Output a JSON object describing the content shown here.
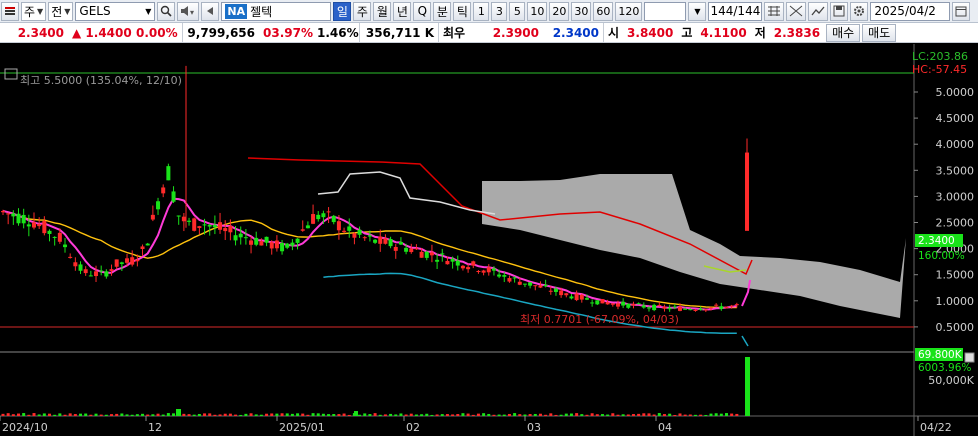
{
  "toolbar": {
    "market_type": "주",
    "list_type": "전",
    "ticker": "GELS",
    "na_badge": "NA",
    "stock_name": "젤텍",
    "period_tabs": [
      "일",
      "주",
      "월",
      "년",
      "Q",
      "분",
      "틱"
    ],
    "active_period": "일",
    "intervals": [
      "1",
      "3",
      "5",
      "10",
      "20",
      "30",
      "60",
      "120"
    ],
    "count": "144/144",
    "date": "2025/04/2"
  },
  "quote": {
    "price": "2.3400",
    "change": "▲ 1.4400",
    "change_pct": "0.00%",
    "volume": "9,799,656",
    "vol_pct": "03.97%",
    "turnover": "1.46%",
    "amount": "356,711 K",
    "best_label": "최우",
    "best_bid": "2.3900",
    "best_ask": "2.3400",
    "open_label": "시",
    "open": "3.8400",
    "high_label": "고",
    "high": "4.1100",
    "low_label": "저",
    "low": "2.3836",
    "buy_label": "매수",
    "sell_label": "매도"
  },
  "chart_labels": {
    "max_label": "최고 5.5000 (135.04%, 12/10)",
    "min_label": "최저 0.7701 (-67.09%, 04/03)",
    "lc": "LC:203.86",
    "hc": "HC:-57.45",
    "price_tag": "2.3400",
    "price_pct_tag": "160.00%",
    "volume_tag": "69.800K",
    "volume_pct_tag": "6003.96%"
  },
  "colors": {
    "up": "#ff2a2a",
    "down": "#19e319",
    "ma_short": "#ff3bd8",
    "ma_long": "#ffc20e",
    "bollinger": "#1aa6c2",
    "cloud": "#bdbdbd",
    "envelope": "#e00000"
  },
  "chart_data": {
    "type": "candlestick",
    "y_axis_ticks": [
      "5.0000",
      "4.5000",
      "4.0000",
      "3.5000",
      "3.0000",
      "2.5000",
      "2.0000",
      "1.5000",
      "1.0000",
      "0.5000"
    ],
    "volume_axis_ticks": [
      "50,000K"
    ],
    "x_axis_ticks": [
      "2024/10",
      "12",
      "2025/01",
      "02",
      "03",
      "04",
      "04/22"
    ],
    "ylim": [
      0,
      5.8
    ],
    "last_close": 2.34,
    "period_high": 5.5,
    "period_low": 0.7701
  }
}
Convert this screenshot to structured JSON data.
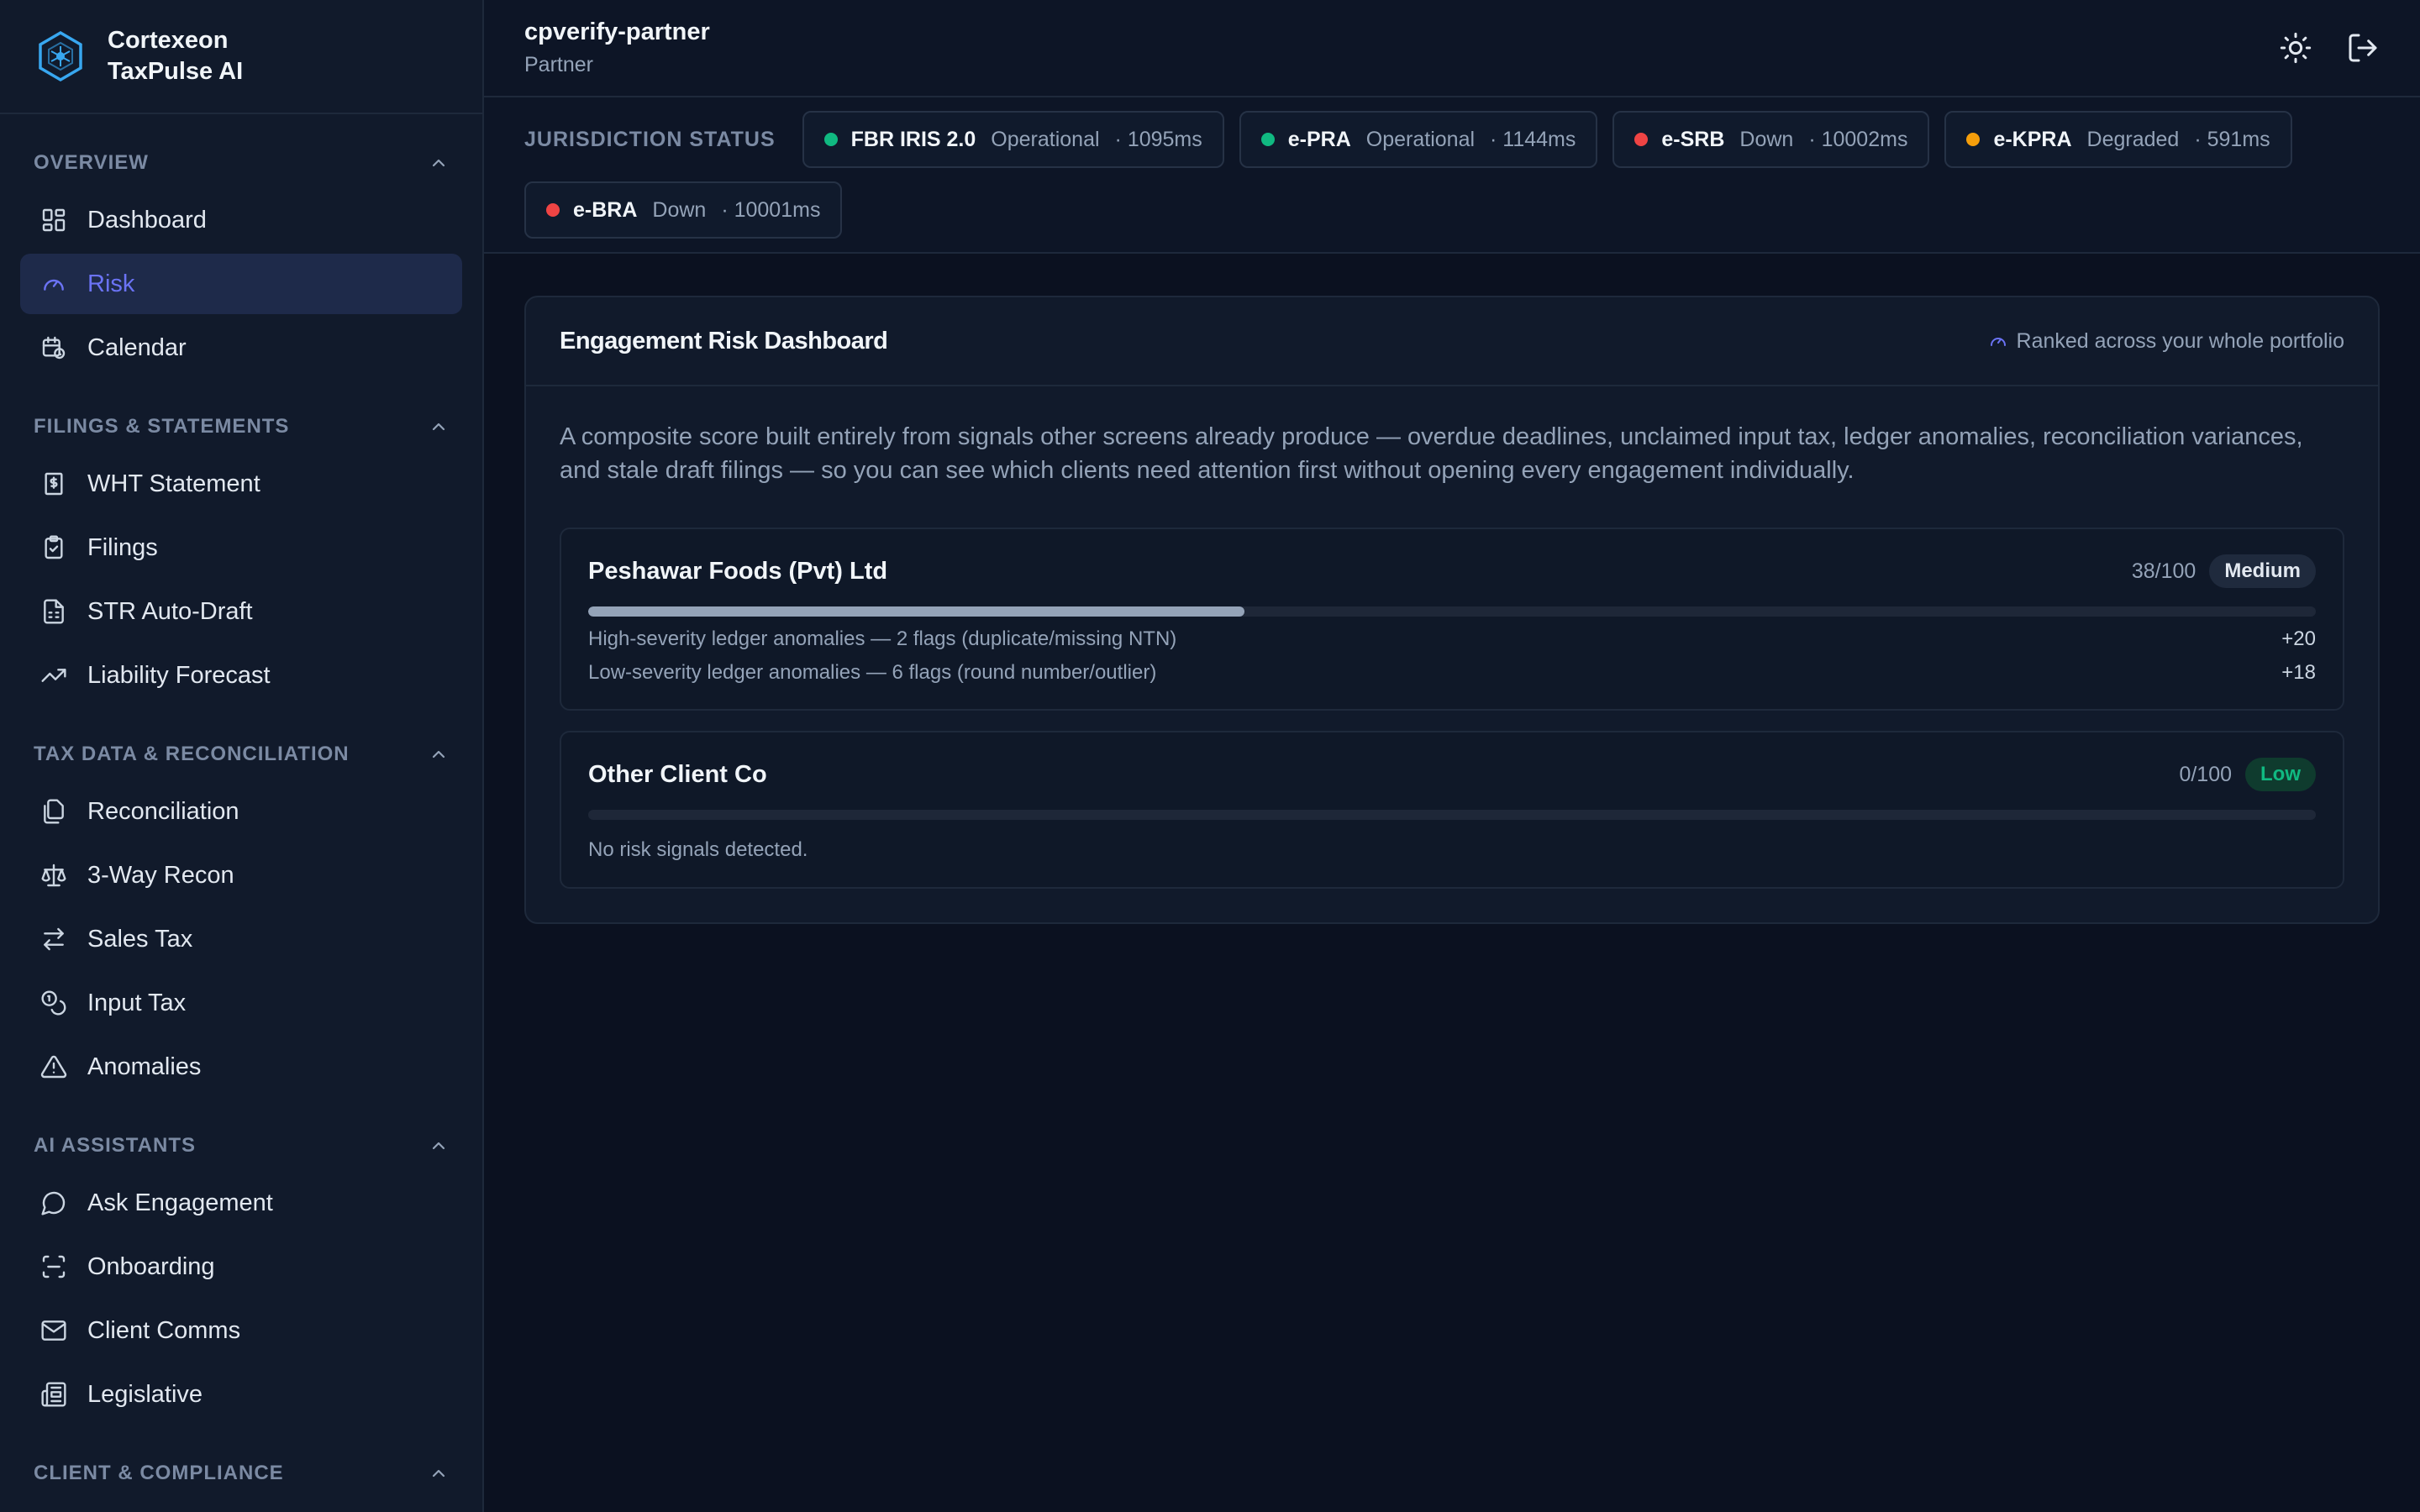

....

* **Set task**
Find the lines above that include the string "JSON" and copy them.

* **Output of the task**
Output a JSON object describing the content shown here.
Convert this screenshot to structured JSON data.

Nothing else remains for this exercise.